▼▼▼

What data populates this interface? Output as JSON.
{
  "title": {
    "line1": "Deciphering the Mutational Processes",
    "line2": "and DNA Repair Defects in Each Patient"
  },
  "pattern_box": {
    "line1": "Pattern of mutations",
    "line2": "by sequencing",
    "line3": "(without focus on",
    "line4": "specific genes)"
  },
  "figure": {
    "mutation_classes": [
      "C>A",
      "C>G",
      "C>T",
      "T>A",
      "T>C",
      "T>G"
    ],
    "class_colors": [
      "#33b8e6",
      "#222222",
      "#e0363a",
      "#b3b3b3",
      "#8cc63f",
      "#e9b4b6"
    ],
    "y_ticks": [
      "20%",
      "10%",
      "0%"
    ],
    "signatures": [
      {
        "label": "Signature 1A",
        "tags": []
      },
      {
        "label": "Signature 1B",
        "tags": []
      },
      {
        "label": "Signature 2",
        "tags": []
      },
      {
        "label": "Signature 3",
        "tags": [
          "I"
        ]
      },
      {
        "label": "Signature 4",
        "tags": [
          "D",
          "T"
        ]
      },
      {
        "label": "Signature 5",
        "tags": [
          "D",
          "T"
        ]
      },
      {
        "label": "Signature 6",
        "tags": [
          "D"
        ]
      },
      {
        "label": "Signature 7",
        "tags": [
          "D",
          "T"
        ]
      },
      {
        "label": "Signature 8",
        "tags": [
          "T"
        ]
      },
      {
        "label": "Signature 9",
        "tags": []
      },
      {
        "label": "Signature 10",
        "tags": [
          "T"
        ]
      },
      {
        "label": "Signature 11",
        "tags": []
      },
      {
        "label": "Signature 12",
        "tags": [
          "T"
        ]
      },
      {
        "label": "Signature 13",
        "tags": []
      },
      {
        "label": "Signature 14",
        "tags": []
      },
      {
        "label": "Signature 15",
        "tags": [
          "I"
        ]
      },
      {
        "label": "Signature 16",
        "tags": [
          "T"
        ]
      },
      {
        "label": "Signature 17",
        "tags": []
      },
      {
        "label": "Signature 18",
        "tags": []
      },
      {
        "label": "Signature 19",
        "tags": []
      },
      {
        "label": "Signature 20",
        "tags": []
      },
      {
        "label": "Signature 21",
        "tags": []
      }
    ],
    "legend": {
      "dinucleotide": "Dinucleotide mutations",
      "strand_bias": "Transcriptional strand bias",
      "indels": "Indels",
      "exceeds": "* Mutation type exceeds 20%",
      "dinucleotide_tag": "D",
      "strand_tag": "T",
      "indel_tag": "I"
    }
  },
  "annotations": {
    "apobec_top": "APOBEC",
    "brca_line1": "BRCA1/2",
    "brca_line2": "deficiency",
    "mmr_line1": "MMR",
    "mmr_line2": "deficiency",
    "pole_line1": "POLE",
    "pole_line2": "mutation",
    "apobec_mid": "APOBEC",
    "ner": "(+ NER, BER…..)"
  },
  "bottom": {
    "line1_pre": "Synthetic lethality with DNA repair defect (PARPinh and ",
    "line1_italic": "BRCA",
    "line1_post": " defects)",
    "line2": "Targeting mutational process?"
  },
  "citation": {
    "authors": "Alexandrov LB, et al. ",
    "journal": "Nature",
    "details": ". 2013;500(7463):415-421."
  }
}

▲▲▲

## Work order
Each line of the data is to be transcribed exactly, with nothing left out.

## Answer to this problem
What data populates this interface? Output as JSON.
{
  "title": {
    "line1": "Deciphering the Mutational Processes",
    "line2": "and DNA Repair Defects in Each Patient"
  },
  "pattern_box": {
    "line1": "Pattern of mutations",
    "line2": "by sequencing",
    "line3": "(without focus on",
    "line4": "specific genes)"
  },
  "figure": {
    "mutation_classes": [
      "C>A",
      "C>G",
      "C>T",
      "T>A",
      "T>C",
      "T>G"
    ],
    "class_colors": [
      "#33b8e6",
      "#222222",
      "#e0363a",
      "#b3b3b3",
      "#8cc63f",
      "#e9b4b6"
    ],
    "y_ticks": [
      "20%",
      "10%",
      "0%"
    ],
    "signatures": [
      {
        "label": "Signature 1A",
        "tags": []
      },
      {
        "label": "Signature 1B",
        "tags": []
      },
      {
        "label": "Signature 2",
        "tags": []
      },
      {
        "label": "Signature 3",
        "tags": [
          "I"
        ]
      },
      {
        "label": "Signature 4",
        "tags": [
          "D",
          "T"
        ]
      },
      {
        "label": "Signature 5",
        "tags": [
          "D",
          "T"
        ]
      },
      {
        "label": "Signature 6",
        "tags": [
          "D"
        ]
      },
      {
        "label": "Signature 7",
        "tags": [
          "D",
          "T"
        ]
      },
      {
        "label": "Signature 8",
        "tags": [
          "T"
        ]
      },
      {
        "label": "Signature 9",
        "tags": []
      },
      {
        "label": "Signature 10",
        "tags": [
          "T"
        ]
      },
      {
        "label": "Signature 11",
        "tags": []
      },
      {
        "label": "Signature 12",
        "tags": [
          "T"
        ]
      },
      {
        "label": "Signature 13",
        "tags": []
      },
      {
        "label": "Signature 14",
        "tags": []
      },
      {
        "label": "Signature 15",
        "tags": [
          "I"
        ]
      },
      {
        "label": "Signature 16",
        "tags": [
          "T"
        ]
      },
      {
        "label": "Signature 17",
        "tags": []
      },
      {
        "label": "Signature 18",
        "tags": []
      },
      {
        "label": "Signature 19",
        "tags": []
      },
      {
        "label": "Signature 20",
        "tags": []
      },
      {
        "label": "Signature 21",
        "tags": []
      }
    ],
    "legend": {
      "dinucleotide": "Dinucleotide mutations",
      "strand_bias": "Transcriptional strand bias",
      "indels": "Indels",
      "exceeds": "* Mutation type exceeds 20%",
      "dinucleotide_tag": "D",
      "strand_tag": "T",
      "indel_tag": "I"
    }
  },
  "annotations": {
    "apobec_top": "APOBEC",
    "brca_line1": "BRCA1/2",
    "brca_line2": "deficiency",
    "mmr_line1": "MMR",
    "mmr_line2": "deficiency",
    "pole_line1": "POLE",
    "pole_line2": "mutation",
    "apobec_mid": "APOBEC",
    "ner": "(+ NER, BER…..)"
  },
  "bottom": {
    "line1_pre": "Synthetic lethality with DNA repair defect (PARPinh and ",
    "line1_italic": "BRCA",
    "line1_post": " defects)",
    "line2": "Targeting mutational process?"
  },
  "citation": {
    "authors": "Alexandrov LB, et al. ",
    "journal": "Nature",
    "details": ". 2013;500(7463):415-421."
  }
}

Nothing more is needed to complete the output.